** Start Source extract **

New research from the Robotics Institute at Carnegie Mellon University shows that AI-powered pilots could enable the integration of autonomous aircraft into the airspace. Above is a simulation demonstrating the capabilities of an AI pilot. (Photo: The Robotics Institute, Carnegie Mellon University)

Researchers at Carnegie Mellon University have designed an AI (artificial intelligence) pilot that can navigate an aircraft through crowded airspace using visual flight rules (VFR). The AI pilot has been tested on flight simulators, and it detects other aircraft using a computer vision system and six cameras. It also offers the ability to communicate with air traffic controllers and pilots using its automatic speech recognition function.

There has not been sufficient research conducted on integrating autonomous vehicles into the airspace with manned aircraft, according to Jay Patrikar, a Ph.D. student at Carnegie Mellon’s Robotics Institute that worked on the AI pilot project.

“With air taxis, most have been focusing on the hardware—building the aircraft, making it go faster and farther,” Patrikar told Avionics International. “Nobody has talked enough about how these taxis would get integrated into the current airspace system.” 

The AI pilot can operate an aircraft just like a human pilot, shared Dr. Jean Oh, associate research professor at the university’s Robotics Institute. She noted that larger airports usually have an air traffic control tower to optimize the schedule for aircraft taking off and landing.

At smaller airports, pilots rely on radio communications and visually observing other aircraft in the airspace to coordinate their actions. According to the Carnegie Melon team, most autopilot controls featured in commercial airliners and other aircraft are designed to operate under instrument flight rules (IFRs). That’s one reason why their team is focused on developing an AI pilot that can interact with other aircraft in the lower altitude VFR airspace where electric air taxis and drones operate. 

“We ran a very simple scenario with two airplanes trying to land at the same airport, potentially creating conflict,” said Dr. Oh regarding the simulated flight tests. “They need to plan their trajectories so they avoid collisions safely.”

The AI predicts the future trajectories of other aircraft after observing their movements. “Based on those predicted trajectories, the AI planner chooses a safe action,” Dr. Oh told Avionics. “We compute all the possible cases and then choose the safest path.”

The researchers’ current approach focuses mostly on this trajectory-based intention prediction and planning. They are also working on a proof of concept for using natural language understanding. “We use communication to capture the other pilot’s intentions,” she noted. “When that information is available, the algorithm can use it to refine the planning.” 

She remarked that there are limitations with this concept. “We can’t always assume that information will be ready. Communication is not always allowed or supported, and it can be very noisy input from the environment; there could be a lot of errors introduced by doing so.”

** End Source extract **
** Start Information supplied **

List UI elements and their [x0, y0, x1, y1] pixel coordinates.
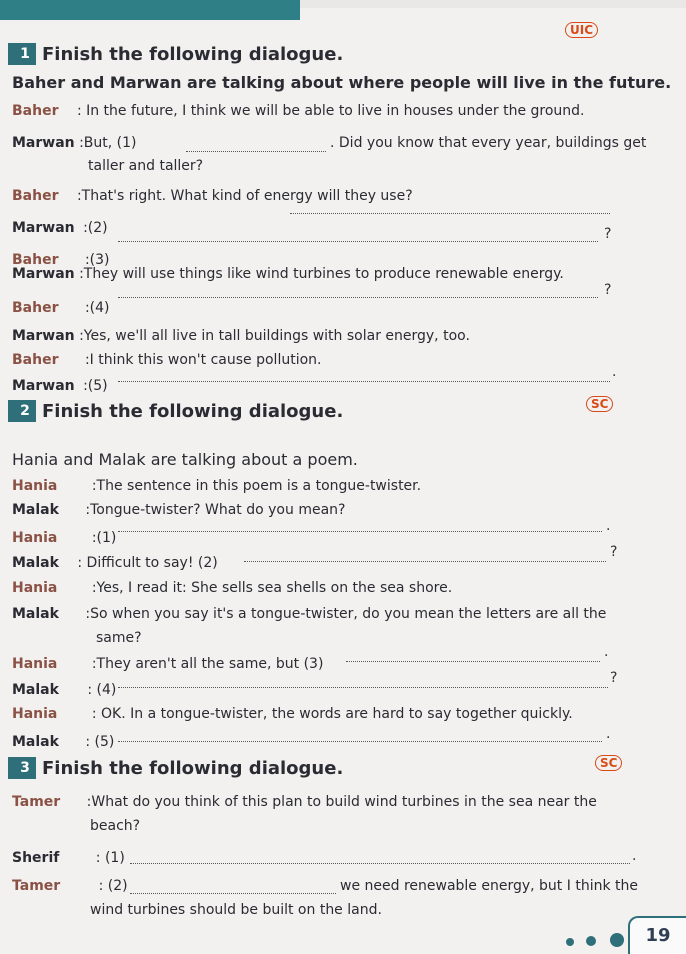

** End Information supplied **

Exercise requirements:
• a. In the AI pilot article, how many cameras does the system use to detect other aircraft?
• b. Carry on writing the AI pilot article from the end of its last paragraph.
Nothing in the listing is needed here.

Responses by task:
• a. Six cameras.

• b.
Dr. Oh has previously worked on robotic navigation systems for ground vehicles which helped to inform her work in developing an AI pilot. “A lot of the existing robotic technologies that are used for self-driving are developed in a static environment—the autonomous vehicle is the only moving agent in the environment and everything else is static,” she explained. 

“The approaches have been developed to detect obstacles and avoid them. What hasn’t been fully addressed is there are many other vehicles and agents in the environment. In such dynamic environments, the research is still ongoing.”

There are also a lot of limitations in the current regulatory approach to allowing operations of unmanned aerial vehicles (UAVs) in the national airspace, according to Dr. Oh. “The Federal Aviation Administration and those currently designing the future of aviation are proposing a segregating approach,” she said. Essentially, they designate spaces for UAVs and other autonomous aircraft that are separate from those used by manned systems. 

As the number of UAVs and drones grows over the next 10 years, issues will arise. Solutions currently in effect at airports are inefficient, says Dr. Oh. “At the airport, if there is one UAV landing or taking off, no one else can use that space. It is a very inefficient use of these expensive resources.”

She points out that the airspace will quickly become crowded, and not just for commercial use but in other areas as well. The approach of separating autonomous aircraft from other vehicles does not scale well. The AI pilot that the Carnegie Mellon team has developed could provide the ideal solution to these problems.

The AI pilot has not yet been tested on actual aircraft. “We are doing more user studies in the coming weeks to evaluate the AI pilot,” Dr. Oh remarked. “There are difficulties evaluating this integrated AI system, and any type of integrated AI for that matter—there is no good way to evaluate the system using one metric.” 

The user studies, she explained, will involve human pilots flying in a simulated airspace with another aircraft controlled by either a second human pilot or the AI pilot. The research team will then ask the pilots how safe or comfortable they felt operating in each environment to evaluate the performance of the AI pilot.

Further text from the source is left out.